**EXERCISE INSTRUCTIONS:**
Each entry below is to be extracted exactly.
━━━ RECORDS TO PROCESS
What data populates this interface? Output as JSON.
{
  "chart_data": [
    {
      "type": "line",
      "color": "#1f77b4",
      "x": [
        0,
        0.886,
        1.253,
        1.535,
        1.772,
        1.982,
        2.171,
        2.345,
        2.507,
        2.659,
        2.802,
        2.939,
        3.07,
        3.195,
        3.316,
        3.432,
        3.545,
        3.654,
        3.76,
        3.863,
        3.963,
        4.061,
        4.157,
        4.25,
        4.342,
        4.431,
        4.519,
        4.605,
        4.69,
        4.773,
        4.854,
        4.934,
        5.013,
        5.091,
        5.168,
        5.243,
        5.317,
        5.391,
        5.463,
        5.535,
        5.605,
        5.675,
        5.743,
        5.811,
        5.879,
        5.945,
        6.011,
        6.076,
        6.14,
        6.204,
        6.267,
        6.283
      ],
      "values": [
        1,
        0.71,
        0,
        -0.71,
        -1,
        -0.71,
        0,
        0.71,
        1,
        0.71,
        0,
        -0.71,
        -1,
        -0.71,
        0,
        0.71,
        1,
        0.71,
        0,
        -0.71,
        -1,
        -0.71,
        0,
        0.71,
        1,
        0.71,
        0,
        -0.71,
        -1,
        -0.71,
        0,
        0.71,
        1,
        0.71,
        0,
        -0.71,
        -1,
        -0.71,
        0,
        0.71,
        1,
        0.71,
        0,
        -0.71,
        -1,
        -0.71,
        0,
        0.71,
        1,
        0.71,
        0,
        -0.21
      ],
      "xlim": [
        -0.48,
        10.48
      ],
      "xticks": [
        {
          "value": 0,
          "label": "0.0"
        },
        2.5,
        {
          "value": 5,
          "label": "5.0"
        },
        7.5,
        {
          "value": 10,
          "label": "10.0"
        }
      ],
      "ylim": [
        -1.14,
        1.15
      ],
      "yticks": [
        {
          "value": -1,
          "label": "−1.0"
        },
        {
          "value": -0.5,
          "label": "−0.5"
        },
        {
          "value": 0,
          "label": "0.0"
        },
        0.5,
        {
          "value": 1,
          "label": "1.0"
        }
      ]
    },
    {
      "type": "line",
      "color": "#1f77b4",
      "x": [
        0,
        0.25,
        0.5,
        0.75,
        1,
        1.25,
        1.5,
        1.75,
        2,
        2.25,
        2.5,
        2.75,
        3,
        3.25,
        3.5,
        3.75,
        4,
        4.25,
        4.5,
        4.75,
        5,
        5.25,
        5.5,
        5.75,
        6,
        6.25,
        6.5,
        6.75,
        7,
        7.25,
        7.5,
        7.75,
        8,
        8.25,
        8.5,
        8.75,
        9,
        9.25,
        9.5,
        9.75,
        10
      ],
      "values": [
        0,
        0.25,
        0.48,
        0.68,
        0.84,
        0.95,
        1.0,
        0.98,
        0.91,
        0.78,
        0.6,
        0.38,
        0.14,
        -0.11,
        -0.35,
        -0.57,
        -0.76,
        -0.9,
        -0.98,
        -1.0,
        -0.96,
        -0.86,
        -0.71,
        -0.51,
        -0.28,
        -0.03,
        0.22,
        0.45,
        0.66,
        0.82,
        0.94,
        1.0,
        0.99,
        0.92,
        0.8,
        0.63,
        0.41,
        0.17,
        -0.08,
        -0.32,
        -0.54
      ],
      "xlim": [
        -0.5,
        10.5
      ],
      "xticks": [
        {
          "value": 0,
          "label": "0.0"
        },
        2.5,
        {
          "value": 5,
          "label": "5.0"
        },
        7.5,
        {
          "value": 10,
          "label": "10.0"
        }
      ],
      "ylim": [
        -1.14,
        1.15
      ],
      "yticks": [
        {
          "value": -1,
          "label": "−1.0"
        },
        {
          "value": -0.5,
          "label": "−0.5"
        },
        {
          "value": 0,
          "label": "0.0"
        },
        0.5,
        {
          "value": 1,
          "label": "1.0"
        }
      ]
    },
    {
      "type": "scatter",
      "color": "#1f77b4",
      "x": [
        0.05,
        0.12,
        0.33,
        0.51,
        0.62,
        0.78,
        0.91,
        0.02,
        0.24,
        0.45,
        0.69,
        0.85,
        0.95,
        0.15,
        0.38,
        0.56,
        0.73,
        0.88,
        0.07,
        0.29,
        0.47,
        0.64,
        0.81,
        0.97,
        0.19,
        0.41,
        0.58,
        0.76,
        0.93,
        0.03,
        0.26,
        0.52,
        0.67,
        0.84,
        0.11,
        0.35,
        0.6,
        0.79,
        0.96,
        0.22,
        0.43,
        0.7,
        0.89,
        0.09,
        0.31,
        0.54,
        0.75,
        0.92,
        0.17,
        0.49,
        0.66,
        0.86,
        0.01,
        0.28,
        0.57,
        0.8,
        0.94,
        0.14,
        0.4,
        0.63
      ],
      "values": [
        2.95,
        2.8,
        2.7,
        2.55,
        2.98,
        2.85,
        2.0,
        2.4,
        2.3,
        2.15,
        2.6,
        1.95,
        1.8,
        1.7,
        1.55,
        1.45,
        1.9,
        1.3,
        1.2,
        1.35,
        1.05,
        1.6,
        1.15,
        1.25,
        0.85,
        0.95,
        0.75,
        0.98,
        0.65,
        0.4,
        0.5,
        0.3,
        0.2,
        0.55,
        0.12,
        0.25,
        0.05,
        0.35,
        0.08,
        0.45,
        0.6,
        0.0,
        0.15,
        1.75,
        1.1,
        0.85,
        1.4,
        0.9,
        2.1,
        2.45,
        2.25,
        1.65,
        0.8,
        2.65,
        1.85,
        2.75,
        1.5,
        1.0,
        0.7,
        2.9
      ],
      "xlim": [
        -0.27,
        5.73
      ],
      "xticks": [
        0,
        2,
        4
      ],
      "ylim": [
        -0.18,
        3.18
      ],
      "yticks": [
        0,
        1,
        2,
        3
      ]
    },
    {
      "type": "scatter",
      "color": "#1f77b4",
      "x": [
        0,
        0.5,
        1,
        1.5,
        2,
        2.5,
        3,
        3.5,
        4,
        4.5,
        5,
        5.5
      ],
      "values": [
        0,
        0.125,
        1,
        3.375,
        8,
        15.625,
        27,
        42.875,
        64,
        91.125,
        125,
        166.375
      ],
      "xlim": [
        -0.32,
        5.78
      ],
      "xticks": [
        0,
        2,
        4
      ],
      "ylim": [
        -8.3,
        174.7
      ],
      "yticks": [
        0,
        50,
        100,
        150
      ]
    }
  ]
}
━━━━━━
**SOLUTION TO THE EXERCISE:**
What data populates this interface? Output as JSON.
{
  "chart_data": [
    {
      "type": "line",
      "color": "#1f77b4",
      "x": [
        0,
        0.886,
        1.253,
        1.535,
        1.772,
        1.982,
        2.171,
        2.345,
        2.507,
        2.659,
        2.802,
        2.939,
        3.07,
        3.195,
        3.316,
        3.432,
        3.545,
        3.654,
        3.76,
        3.863,
        3.963,
        4.061,
        4.157,
        4.25,
        4.342,
        4.431,
        4.519,
        4.605,
        4.69,
        4.773,
        4.854,
        4.934,
        5.013,
        5.091,
        5.168,
        5.243,
        5.317,
        5.391,
        5.463,
        5.535,
        5.605,
        5.675,
        5.743,
        5.811,
        5.879,
        5.945,
        6.011,
        6.076,
        6.14,
        6.204,
        6.267,
        6.283
      ],
      "values": [
        1,
        0.71,
        0,
        -0.71,
        -1,
        -0.71,
        0,
        0.71,
        1,
        0.71,
        0,
        -0.71,
        -1,
        -0.71,
        0,
        0.71,
        1,
        0.71,
        0,
        -0.71,
        -1,
        -0.71,
        0,
        0.71,
        1,
        0.71,
        0,
        -0.71,
        -1,
        -0.71,
        0,
        0.71,
        1,
        0.71,
        0,
        -0.71,
        -1,
        -0.71,
        0,
        0.71,
        1,
        0.71,
        0,
        -0.71,
        -1,
        -0.71,
        0,
        0.71,
        1,
        0.71,
        0,
        -0.21
      ],
      "xlim": [
        -0.48,
        10.48
      ],
      "xticks": [
        {
          "value": 0,
          "label": "0.0"
        },
        2.5,
        {
          "value": 5,
          "label": "5.0"
        },
        7.5,
        {
          "value": 10,
          "label": "10.0"
        }
      ],
      "ylim": [
        -1.14,
        1.15
      ],
      "yticks": [
        {
          "value": -1,
          "label": "−1.0"
        },
        {
          "value": -0.5,
          "label": "−0.5"
        },
        {
          "value": 0,
          "label": "0.0"
        },
        0.5,
        {
          "value": 1,
          "label": "1.0"
        }
      ]
    },
    {
      "type": "line",
      "color": "#1f77b4",
      "x": [
        0,
        0.25,
        0.5,
        0.75,
        1,
        1.25,
        1.5,
        1.75,
        2,
        2.25,
        2.5,
        2.75,
        3,
        3.25,
        3.5,
        3.75,
        4,
        4.25,
        4.5,
        4.75,
        5,
        5.25,
        5.5,
        5.75,
        6,
        6.25,
        6.5,
        6.75,
        7,
        7.25,
        7.5,
        7.75,
        8,
        8.25,
        8.5,
        8.75,
        9,
        9.25,
        9.5,
        9.75,
        10
      ],
      "values": [
        0,
        0.25,
        0.48,
        0.68,
        0.84,
        0.95,
        1.0,
        0.98,
        0.91,
        0.78,
        0.6,
        0.38,
        0.14,
        -0.11,
        -0.35,
        -0.57,
        -0.76,
        -0.9,
        -0.98,
        -1.0,
        -0.96,
        -0.86,
        -0.71,
        -0.51,
        -0.28,
        -0.03,
        0.22,
        0.45,
        0.66,
        0.82,
        0.94,
        1.0,
        0.99,
        0.92,
        0.8,
        0.63,
        0.41,
        0.17,
        -0.08,
        -0.32,
        -0.54
      ],
      "xlim": [
        -0.5,
        10.5
      ],
      "xticks": [
        {
          "value": 0,
          "label": "0.0"
        },
        2.5,
        {
          "value": 5,
          "label": "5.0"
        },
        7.5,
        {
          "value": 10,
          "label": "10.0"
        }
      ],
      "ylim": [
        -1.14,
        1.15
      ],
      "yticks": [
        {
          "value": -1,
          "label": "−1.0"
        },
        {
          "value": -0.5,
          "label": "−0.5"
        },
        {
          "value": 0,
          "label": "0.0"
        },
        0.5,
        {
          "value": 1,
          "label": "1.0"
        }
      ]
    },
    {
      "type": "scatter",
      "color": "#1f77b4",
      "x": [
        0.05,
        0.12,
        0.33,
        0.51,
        0.62,
        0.78,
        0.91,
        0.02,
        0.24,
        0.45,
        0.69,
        0.85,
        0.95,
        0.15,
        0.38,
        0.56,
        0.73,
        0.88,
        0.07,
        0.29,
        0.47,
        0.64,
        0.81,
        0.97,
        0.19,
        0.41,
        0.58,
        0.76,
        0.93,
        0.03,
        0.26,
        0.52,
        0.67,
        0.84,
        0.11,
        0.35,
        0.6,
        0.79,
        0.96,
        0.22,
        0.43,
        0.7,
        0.89,
        0.09,
        0.31,
        0.54,
        0.75,
        0.92,
        0.17,
        0.49,
        0.66,
        0.86,
        0.01,
        0.28,
        0.57,
        0.8,
        0.94,
        0.14,
        0.4,
        0.63
      ],
      "values": [
        2.95,
        2.8,
        2.7,
        2.55,
        2.98,
        2.85,
        2.0,
        2.4,
        2.3,
        2.15,
        2.6,
        1.95,
        1.8,
        1.7,
        1.55,
        1.45,
        1.9,
        1.3,
        1.2,
        1.35,
        1.05,
        1.6,
        1.15,
        1.25,
        0.85,
        0.95,
        0.75,
        0.98,
        0.65,
        0.4,
        0.5,
        0.3,
        0.2,
        0.55,
        0.12,
        0.25,
        0.05,
        0.35,
        0.08,
        0.45,
        0.6,
        0.0,
        0.15,
        1.75,
        1.1,
        0.85,
        1.4,
        0.9,
        2.1,
        2.45,
        2.25,
        1.65,
        0.8,
        2.65,
        1.85,
        2.75,
        1.5,
        1.0,
        0.7,
        2.9
      ],
      "xlim": [
        -0.27,
        5.73
      ],
      "xticks": [
        0,
        2,
        4
      ],
      "ylim": [
        -0.18,
        3.18
      ],
      "yticks": [
        0,
        1,
        2,
        3
      ]
    },
    {
      "type": "scatter",
      "color": "#1f77b4",
      "x": [
        0,
        0.5,
        1,
        1.5,
        2,
        2.5,
        3,
        3.5,
        4,
        4.5,
        5,
        5.5
      ],
      "values": [
        0,
        0.125,
        1,
        3.375,
        8,
        15.625,
        27,
        42.875,
        64,
        91.125,
        125,
        166.375
      ],
      "xlim": [
        -0.32,
        5.78
      ],
      "xticks": [
        0,
        2,
        4
      ],
      "ylim": [
        -8.3,
        174.7
      ],
      "yticks": [
        0,
        50,
        100,
        150
      ]
    }
  ]
}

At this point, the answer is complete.